(Figure dataset records)
>> START
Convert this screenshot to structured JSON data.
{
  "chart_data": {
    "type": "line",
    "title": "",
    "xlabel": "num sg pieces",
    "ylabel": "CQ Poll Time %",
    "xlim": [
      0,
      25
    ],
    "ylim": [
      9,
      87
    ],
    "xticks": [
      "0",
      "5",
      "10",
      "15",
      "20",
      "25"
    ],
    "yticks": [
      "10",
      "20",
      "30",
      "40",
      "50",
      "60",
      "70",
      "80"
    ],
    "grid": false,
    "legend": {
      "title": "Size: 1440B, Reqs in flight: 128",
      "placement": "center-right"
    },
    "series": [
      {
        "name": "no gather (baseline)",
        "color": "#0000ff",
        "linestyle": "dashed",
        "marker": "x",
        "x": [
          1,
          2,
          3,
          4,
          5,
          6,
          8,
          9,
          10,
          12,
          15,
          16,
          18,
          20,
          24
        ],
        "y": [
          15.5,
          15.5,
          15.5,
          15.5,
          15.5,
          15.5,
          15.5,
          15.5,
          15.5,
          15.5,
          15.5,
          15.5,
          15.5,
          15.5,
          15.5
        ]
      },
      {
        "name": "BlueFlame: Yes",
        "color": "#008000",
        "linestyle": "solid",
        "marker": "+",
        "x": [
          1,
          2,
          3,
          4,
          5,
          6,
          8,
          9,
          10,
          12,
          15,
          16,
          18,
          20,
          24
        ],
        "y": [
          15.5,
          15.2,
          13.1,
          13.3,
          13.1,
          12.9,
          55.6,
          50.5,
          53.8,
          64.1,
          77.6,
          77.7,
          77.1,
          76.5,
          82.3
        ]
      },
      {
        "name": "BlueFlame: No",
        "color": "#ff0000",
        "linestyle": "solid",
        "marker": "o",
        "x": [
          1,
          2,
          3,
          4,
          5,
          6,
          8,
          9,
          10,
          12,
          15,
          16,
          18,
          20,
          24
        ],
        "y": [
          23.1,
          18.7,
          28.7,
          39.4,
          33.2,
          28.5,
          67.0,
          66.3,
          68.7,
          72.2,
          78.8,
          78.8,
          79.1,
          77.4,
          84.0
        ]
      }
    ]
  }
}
>> END
Copy out every line that includes the word "name".

Correct response:
        "name": "no gather (baseline)",
        "name": "BlueFlame: Yes",
        "name": "BlueFlame: No",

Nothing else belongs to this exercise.